EXERCISE DESCRIPTION: Return a copy of every line in the records that includes the word "Регистрация".

(Dataset rows)
==*==

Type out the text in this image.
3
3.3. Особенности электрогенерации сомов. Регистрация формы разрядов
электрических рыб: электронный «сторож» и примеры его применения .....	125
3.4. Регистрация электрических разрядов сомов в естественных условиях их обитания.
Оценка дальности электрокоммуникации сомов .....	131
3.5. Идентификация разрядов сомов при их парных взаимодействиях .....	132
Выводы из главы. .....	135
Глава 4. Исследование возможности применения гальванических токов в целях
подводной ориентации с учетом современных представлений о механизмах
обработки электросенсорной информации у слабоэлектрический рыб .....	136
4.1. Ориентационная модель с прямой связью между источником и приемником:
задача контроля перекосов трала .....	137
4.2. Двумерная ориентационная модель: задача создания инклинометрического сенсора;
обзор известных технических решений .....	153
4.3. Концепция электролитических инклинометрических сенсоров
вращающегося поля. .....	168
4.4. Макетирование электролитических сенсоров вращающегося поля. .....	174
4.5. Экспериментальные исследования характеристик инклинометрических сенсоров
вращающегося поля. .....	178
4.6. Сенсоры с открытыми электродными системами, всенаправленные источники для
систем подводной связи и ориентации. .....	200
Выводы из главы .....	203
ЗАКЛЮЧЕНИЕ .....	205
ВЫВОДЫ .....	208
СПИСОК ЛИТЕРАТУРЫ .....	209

==*==

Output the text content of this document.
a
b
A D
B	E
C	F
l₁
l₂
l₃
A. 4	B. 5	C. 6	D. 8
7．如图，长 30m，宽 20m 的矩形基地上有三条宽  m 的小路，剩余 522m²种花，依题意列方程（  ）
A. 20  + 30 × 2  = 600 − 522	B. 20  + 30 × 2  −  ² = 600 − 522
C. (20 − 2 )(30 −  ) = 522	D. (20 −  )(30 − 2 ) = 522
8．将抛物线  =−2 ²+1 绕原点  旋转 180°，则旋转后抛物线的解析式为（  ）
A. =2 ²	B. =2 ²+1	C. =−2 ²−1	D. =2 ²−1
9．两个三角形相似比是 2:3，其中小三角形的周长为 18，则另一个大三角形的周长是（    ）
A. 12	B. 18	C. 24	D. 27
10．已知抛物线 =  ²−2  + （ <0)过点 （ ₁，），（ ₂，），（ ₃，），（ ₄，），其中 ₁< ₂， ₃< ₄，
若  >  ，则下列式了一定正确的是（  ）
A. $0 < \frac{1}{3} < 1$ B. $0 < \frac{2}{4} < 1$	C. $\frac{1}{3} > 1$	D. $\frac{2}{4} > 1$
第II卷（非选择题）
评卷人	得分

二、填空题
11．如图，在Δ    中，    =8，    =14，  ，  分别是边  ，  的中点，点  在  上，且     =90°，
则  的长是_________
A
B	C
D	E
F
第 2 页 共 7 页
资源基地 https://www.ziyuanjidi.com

==*==

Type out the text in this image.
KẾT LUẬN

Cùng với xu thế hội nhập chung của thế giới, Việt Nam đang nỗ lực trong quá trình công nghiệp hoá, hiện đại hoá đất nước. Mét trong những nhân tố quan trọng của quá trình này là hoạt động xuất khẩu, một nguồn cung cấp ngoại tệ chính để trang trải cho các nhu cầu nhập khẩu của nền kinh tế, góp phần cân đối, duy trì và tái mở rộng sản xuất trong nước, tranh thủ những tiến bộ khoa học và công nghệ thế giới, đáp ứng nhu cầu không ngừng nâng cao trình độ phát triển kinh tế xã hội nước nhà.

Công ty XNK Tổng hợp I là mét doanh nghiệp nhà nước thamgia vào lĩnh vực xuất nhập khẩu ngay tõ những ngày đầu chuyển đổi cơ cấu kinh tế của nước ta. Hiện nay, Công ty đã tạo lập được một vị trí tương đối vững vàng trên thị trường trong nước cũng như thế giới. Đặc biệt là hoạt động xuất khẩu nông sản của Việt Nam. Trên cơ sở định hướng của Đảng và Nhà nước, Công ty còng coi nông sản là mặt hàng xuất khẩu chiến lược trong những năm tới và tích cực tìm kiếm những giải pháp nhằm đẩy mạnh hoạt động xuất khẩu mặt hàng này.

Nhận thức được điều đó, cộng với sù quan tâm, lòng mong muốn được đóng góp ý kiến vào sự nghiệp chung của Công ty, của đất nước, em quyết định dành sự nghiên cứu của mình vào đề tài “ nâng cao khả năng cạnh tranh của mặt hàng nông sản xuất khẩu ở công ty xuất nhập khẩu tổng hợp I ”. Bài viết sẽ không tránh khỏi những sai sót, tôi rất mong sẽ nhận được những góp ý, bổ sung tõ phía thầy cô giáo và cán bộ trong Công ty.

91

==*==

TASK RESPONSE:
3.3. Особенности электрогенерации сомов. Регистрация формы разрядов
3.4. Регистрация электрических разрядов сомов в естественных условиях их обитания.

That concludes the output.